## Records shown
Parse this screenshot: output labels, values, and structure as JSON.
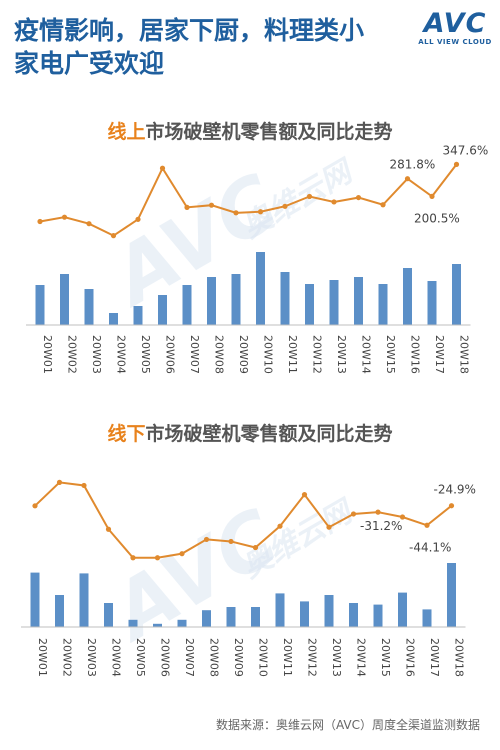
{
  "headline": {
    "line1": "疫情影响，居家下厨，料理类小",
    "line2": "家电广受欢迎"
  },
  "logo": {
    "main": "AVC",
    "sub": "ALL VIEW CLOUD"
  },
  "watermark": {
    "main": "AVC",
    "sub": "奥维云网"
  },
  "source": "数据来源：奥维云网（AVC）周度全渠道监测数据",
  "colors": {
    "bar": "#5b8fc7",
    "line": "#e08a2e",
    "axis": "#bfbfbf",
    "label": "#444444"
  },
  "chart_data": [
    {
      "type": "bar+line",
      "title_highlight": "线上",
      "title_rest": "市场破壁机零售额及同比走势",
      "categories": [
        "20W01",
        "20W02",
        "20W03",
        "20W04",
        "20W05",
        "20W06",
        "20W07",
        "20W08",
        "20W09",
        "20W10",
        "20W11",
        "20W12",
        "20W13",
        "20W14",
        "20W15",
        "20W16",
        "20W17",
        "20W18"
      ],
      "bar_values": [
        40,
        51,
        36,
        12,
        19,
        30,
        40,
        48,
        51,
        73,
        53,
        41,
        45,
        48,
        41,
        57,
        44,
        61
      ],
      "bar_ylim": [
        0,
        100
      ],
      "line_values": [
        85,
        105,
        75,
        20,
        95,
        330,
        150,
        160,
        125,
        130,
        155,
        200,
        175,
        195,
        162,
        281.8,
        200.5,
        347.6
      ],
      "line_ylim": [
        0,
        400
      ],
      "data_labels": {
        "15": "281.8%",
        "16": "200.5%",
        "17": "347.6%"
      }
    },
    {
      "type": "bar+line",
      "title_highlight": "线下",
      "title_rest": "市场破壁机零售额及同比走势",
      "categories": [
        "20W01",
        "20W02",
        "20W03",
        "20W04",
        "20W05",
        "20W06",
        "20W07",
        "20W08",
        "20W09",
        "20W10",
        "20W11",
        "20W12",
        "20W13",
        "20W14",
        "20W15",
        "20W16",
        "20W17",
        "20W18"
      ],
      "bar_values": [
        68,
        40,
        67,
        30,
        9,
        4,
        9,
        21,
        25,
        25,
        42,
        32,
        40,
        30,
        28,
        43,
        22,
        80
      ],
      "bar_ylim": [
        0,
        100
      ],
      "line_values": [
        -25,
        -2,
        -5,
        -48,
        -76,
        -76,
        -72,
        -58,
        -60,
        -66,
        -45,
        -14,
        -46,
        -33,
        -31.2,
        -36,
        -44.1,
        -24.9
      ],
      "line_ylim": [
        -90,
        20
      ],
      "data_labels": {
        "14": "-31.2%",
        "16": "-44.1%",
        "17": "-24.9%"
      }
    }
  ]
}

## Do this
Omit any images, then output the listing exactly.

## Written response
Parse this screenshot: output labels, values, and structure as JSON.
{
  "headline": {
    "line1": "疫情影响，居家下厨，料理类小",
    "line2": "家电广受欢迎"
  },
  "logo": {
    "main": "AVC",
    "sub": "ALL VIEW CLOUD"
  },
  "watermark": {
    "main": "AVC",
    "sub": "奥维云网"
  },
  "source": "数据来源：奥维云网（AVC）周度全渠道监测数据",
  "colors": {
    "bar": "#5b8fc7",
    "line": "#e08a2e",
    "axis": "#bfbfbf",
    "label": "#444444"
  },
  "chart_data": [
    {
      "type": "bar+line",
      "title_highlight": "线上",
      "title_rest": "市场破壁机零售额及同比走势",
      "categories": [
        "20W01",
        "20W02",
        "20W03",
        "20W04",
        "20W05",
        "20W06",
        "20W07",
        "20W08",
        "20W09",
        "20W10",
        "20W11",
        "20W12",
        "20W13",
        "20W14",
        "20W15",
        "20W16",
        "20W17",
        "20W18"
      ],
      "bar_values": [
        40,
        51,
        36,
        12,
        19,
        30,
        40,
        48,
        51,
        73,
        53,
        41,
        45,
        48,
        41,
        57,
        44,
        61
      ],
      "bar_ylim": [
        0,
        100
      ],
      "line_values": [
        85,
        105,
        75,
        20,
        95,
        330,
        150,
        160,
        125,
        130,
        155,
        200,
        175,
        195,
        162,
        281.8,
        200.5,
        347.6
      ],
      "line_ylim": [
        0,
        400
      ],
      "data_labels": {
        "15": "281.8%",
        "16": "200.5%",
        "17": "347.6%"
      }
    },
    {
      "type": "bar+line",
      "title_highlight": "线下",
      "title_rest": "市场破壁机零售额及同比走势",
      "categories": [
        "20W01",
        "20W02",
        "20W03",
        "20W04",
        "20W05",
        "20W06",
        "20W07",
        "20W08",
        "20W09",
        "20W10",
        "20W11",
        "20W12",
        "20W13",
        "20W14",
        "20W15",
        "20W16",
        "20W17",
        "20W18"
      ],
      "bar_values": [
        68,
        40,
        67,
        30,
        9,
        4,
        9,
        21,
        25,
        25,
        42,
        32,
        40,
        30,
        28,
        43,
        22,
        80
      ],
      "bar_ylim": [
        0,
        100
      ],
      "line_values": [
        -25,
        -2,
        -5,
        -48,
        -76,
        -76,
        -72,
        -58,
        -60,
        -66,
        -45,
        -14,
        -46,
        -33,
        -31.2,
        -36,
        -44.1,
        -24.9
      ],
      "line_ylim": [
        -90,
        20
      ],
      "data_labels": {
        "14": "-31.2%",
        "16": "-44.1%",
        "17": "-24.9%"
      }
    }
  ]
}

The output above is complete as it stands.